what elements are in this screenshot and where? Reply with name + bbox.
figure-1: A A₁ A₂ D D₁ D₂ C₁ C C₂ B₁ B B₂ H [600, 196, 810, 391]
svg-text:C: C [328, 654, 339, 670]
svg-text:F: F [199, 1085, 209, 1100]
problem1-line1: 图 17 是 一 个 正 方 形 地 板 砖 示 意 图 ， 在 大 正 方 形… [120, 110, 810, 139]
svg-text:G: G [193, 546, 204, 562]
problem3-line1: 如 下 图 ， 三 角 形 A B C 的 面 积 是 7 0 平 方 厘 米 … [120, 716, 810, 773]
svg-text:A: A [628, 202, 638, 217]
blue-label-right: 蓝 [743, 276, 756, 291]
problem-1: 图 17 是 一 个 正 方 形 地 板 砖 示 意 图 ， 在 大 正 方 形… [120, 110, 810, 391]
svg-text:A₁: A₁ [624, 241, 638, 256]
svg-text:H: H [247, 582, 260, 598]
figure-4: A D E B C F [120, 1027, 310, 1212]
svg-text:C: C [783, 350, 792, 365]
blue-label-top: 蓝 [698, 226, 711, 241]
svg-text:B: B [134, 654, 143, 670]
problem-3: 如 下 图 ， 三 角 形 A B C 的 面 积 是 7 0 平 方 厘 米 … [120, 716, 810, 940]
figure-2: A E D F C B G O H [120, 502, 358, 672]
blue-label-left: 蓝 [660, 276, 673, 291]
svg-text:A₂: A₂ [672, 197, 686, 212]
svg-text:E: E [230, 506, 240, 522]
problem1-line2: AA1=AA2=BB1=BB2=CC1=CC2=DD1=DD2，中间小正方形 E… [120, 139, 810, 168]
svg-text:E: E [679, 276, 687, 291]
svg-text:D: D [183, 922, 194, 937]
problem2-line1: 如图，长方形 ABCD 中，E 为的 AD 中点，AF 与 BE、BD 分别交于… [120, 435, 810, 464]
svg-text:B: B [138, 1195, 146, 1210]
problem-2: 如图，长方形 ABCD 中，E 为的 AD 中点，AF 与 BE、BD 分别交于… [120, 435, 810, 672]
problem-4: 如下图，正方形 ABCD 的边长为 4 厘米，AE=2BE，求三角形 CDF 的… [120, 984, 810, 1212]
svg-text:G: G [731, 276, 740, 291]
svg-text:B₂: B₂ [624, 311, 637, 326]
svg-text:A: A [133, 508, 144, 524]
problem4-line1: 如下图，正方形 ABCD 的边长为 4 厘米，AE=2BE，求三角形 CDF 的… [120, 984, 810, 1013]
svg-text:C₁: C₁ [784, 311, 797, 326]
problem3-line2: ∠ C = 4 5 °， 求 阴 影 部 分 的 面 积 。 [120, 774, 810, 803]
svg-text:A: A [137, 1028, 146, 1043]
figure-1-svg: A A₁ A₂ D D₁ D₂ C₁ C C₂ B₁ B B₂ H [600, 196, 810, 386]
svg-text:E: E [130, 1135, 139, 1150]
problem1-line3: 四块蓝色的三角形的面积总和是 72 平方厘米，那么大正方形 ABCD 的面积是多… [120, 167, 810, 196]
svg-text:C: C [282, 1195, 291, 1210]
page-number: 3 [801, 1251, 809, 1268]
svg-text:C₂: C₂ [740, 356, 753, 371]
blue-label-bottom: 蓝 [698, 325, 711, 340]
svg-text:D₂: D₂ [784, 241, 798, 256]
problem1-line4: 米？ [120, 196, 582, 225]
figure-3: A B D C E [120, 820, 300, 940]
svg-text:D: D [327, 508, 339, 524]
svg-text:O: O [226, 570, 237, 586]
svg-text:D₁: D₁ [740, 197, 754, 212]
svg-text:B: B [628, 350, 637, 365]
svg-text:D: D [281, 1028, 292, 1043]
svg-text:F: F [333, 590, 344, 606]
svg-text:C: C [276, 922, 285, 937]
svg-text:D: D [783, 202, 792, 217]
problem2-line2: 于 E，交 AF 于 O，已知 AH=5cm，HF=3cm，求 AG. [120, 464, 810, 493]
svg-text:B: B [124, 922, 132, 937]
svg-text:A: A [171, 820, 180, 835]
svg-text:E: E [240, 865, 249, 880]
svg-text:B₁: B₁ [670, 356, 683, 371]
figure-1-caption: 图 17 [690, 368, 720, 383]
──────────
**TASK STATEMENT:** Copy the items above unchanged, covering the stretch from the first item through the line that contains "svg-text:E: E [230, 506, 240, 522]".

**TASK ANSWER:**
what elements are in this screenshot and where? Reply with name + bbox.
figure-1: A A₁ A₂ D D₁ D₂ C₁ C C₂ B₁ B B₂ H [600, 196, 810, 391]
svg-text:C: C [328, 654, 339, 670]
svg-text:F: F [199, 1085, 209, 1100]
problem1-line1: 图 17 是 一 个 正 方 形 地 板 砖 示 意 图 ， 在 大 正 方 形… [120, 110, 810, 139]
svg-text:G: G [193, 546, 204, 562]
problem3-line1: 如 下 图 ， 三 角 形 A B C 的 面 积 是 7 0 平 方 厘 米 … [120, 716, 810, 773]
svg-text:A: A [628, 202, 638, 217]
blue-label-right: 蓝 [743, 276, 756, 291]
problem-1: 图 17 是 一 个 正 方 形 地 板 砖 示 意 图 ， 在 大 正 方 形… [120, 110, 810, 391]
svg-text:A₁: A₁ [624, 241, 638, 256]
svg-text:H: H [247, 582, 260, 598]
figure-4: A D E B C F [120, 1027, 310, 1212]
svg-text:C: C [783, 350, 792, 365]
blue-label-top: 蓝 [698, 226, 711, 241]
svg-text:B: B [134, 654, 143, 670]
problem-3: 如 下 图 ， 三 角 形 A B C 的 面 积 是 7 0 平 方 厘 米 … [120, 716, 810, 940]
figure-2: A E D F C B G O H [120, 502, 358, 672]
blue-label-left: 蓝 [660, 276, 673, 291]
svg-text:A₂: A₂ [672, 197, 686, 212]
svg-text:E: E [230, 506, 240, 522]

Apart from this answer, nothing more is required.